### Objective:
How many lines in the entries below include the string "this"? Answer with the number only.

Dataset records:
· · · · ·

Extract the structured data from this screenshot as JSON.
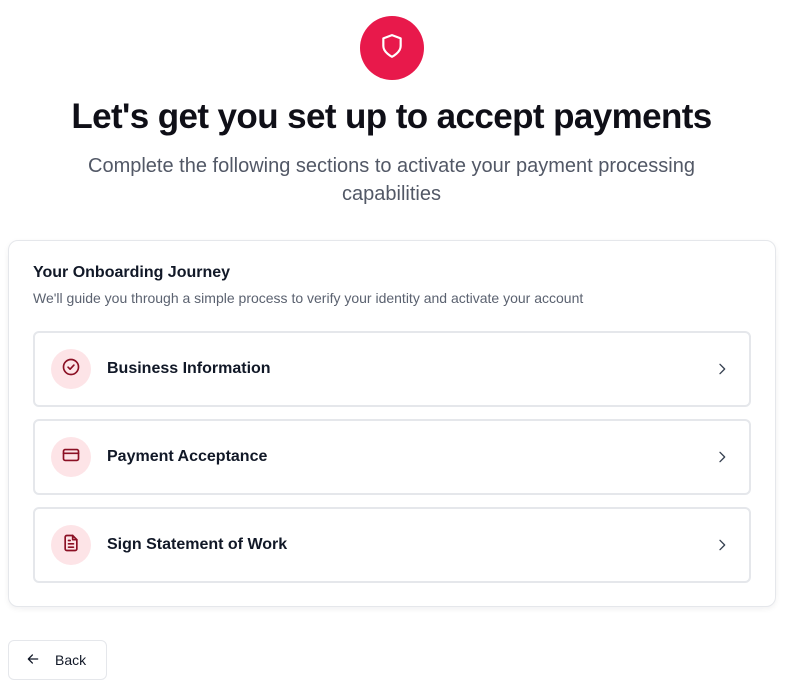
{
  "hero": {
    "icon": "shield-icon",
    "title": "Let's get you set up to accept payments",
    "subtitle": "Complete the following sections to activate your payment processing capabilities"
  },
  "journey": {
    "title": "Your Onboarding Journey",
    "description": "We'll guide you through a simple process to verify your identity and activate your account",
    "steps": [
      {
        "label": "Business Information",
        "icon": "check-circle-icon"
      },
      {
        "label": "Payment Acceptance",
        "icon": "credit-card-icon"
      },
      {
        "label": "Sign Statement of Work",
        "icon": "document-icon"
      }
    ]
  },
  "footer": {
    "back_label": "Back",
    "back_icon": "arrow-left-icon"
  },
  "colors": {
    "brand": "#e8194b",
    "icon_bg": "#fde4e7",
    "icon_fg": "#8b1024",
    "border": "#e5e7eb"
  }
}
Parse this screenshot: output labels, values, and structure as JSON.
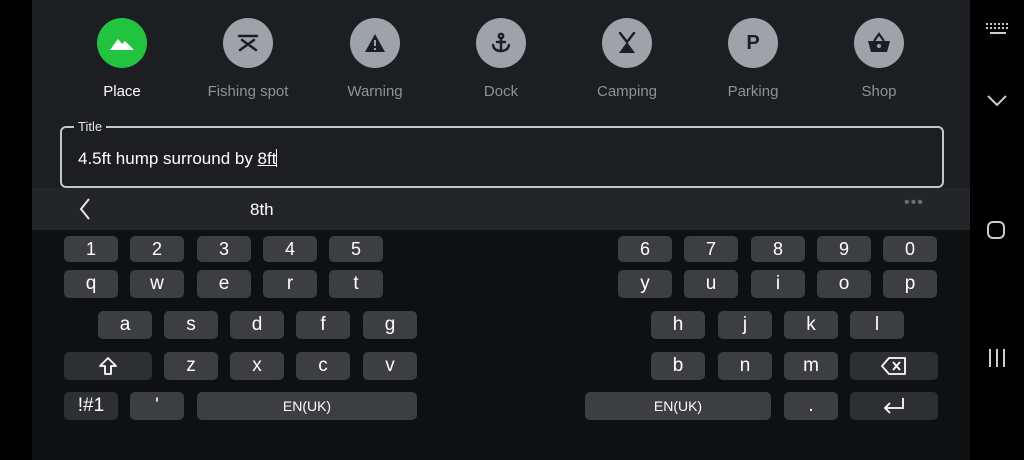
{
  "categories": [
    {
      "label": "Place",
      "icon": "mountain-icon",
      "active": true
    },
    {
      "label": "Fishing spot",
      "icon": "fishing-icon",
      "active": false
    },
    {
      "label": "Warning",
      "icon": "warning-icon",
      "active": false
    },
    {
      "label": "Dock",
      "icon": "anchor-icon",
      "active": false
    },
    {
      "label": "Camping",
      "icon": "tent-icon",
      "active": false
    },
    {
      "label": "Parking",
      "icon": "parking-icon",
      "active": false,
      "glyph": "P"
    },
    {
      "label": "Shop",
      "icon": "basket-icon",
      "active": false
    }
  ],
  "title_field": {
    "label": "Title",
    "value_plain": "4.5ft hump surround by ",
    "value_underlined": "8ft"
  },
  "keyboard": {
    "suggestion": "8th",
    "more": "•••",
    "left": {
      "row_num": [
        "1",
        "2",
        "3",
        "4",
        "5"
      ],
      "row1": [
        "q",
        "w",
        "e",
        "r",
        "t"
      ],
      "row2": [
        "a",
        "s",
        "d",
        "f",
        "g"
      ],
      "row3": [
        "z",
        "x",
        "c",
        "v"
      ],
      "symbols": "!#1",
      "apostrophe": "'",
      "space": "EN(UK)"
    },
    "right": {
      "row_num": [
        "6",
        "7",
        "8",
        "9",
        "0"
      ],
      "row1": [
        "y",
        "u",
        "i",
        "o",
        "p"
      ],
      "row2": [
        "h",
        "j",
        "k",
        "l"
      ],
      "row3": [
        "b",
        "n",
        "m"
      ],
      "space": "EN(UK)",
      "period": "."
    }
  },
  "colors": {
    "accent": "#22c33f",
    "panel": "#1c1e21",
    "key": "#3c3e42",
    "keyboard_bg": "#0f1012"
  }
}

· · · · ·

### Reply to the task:
2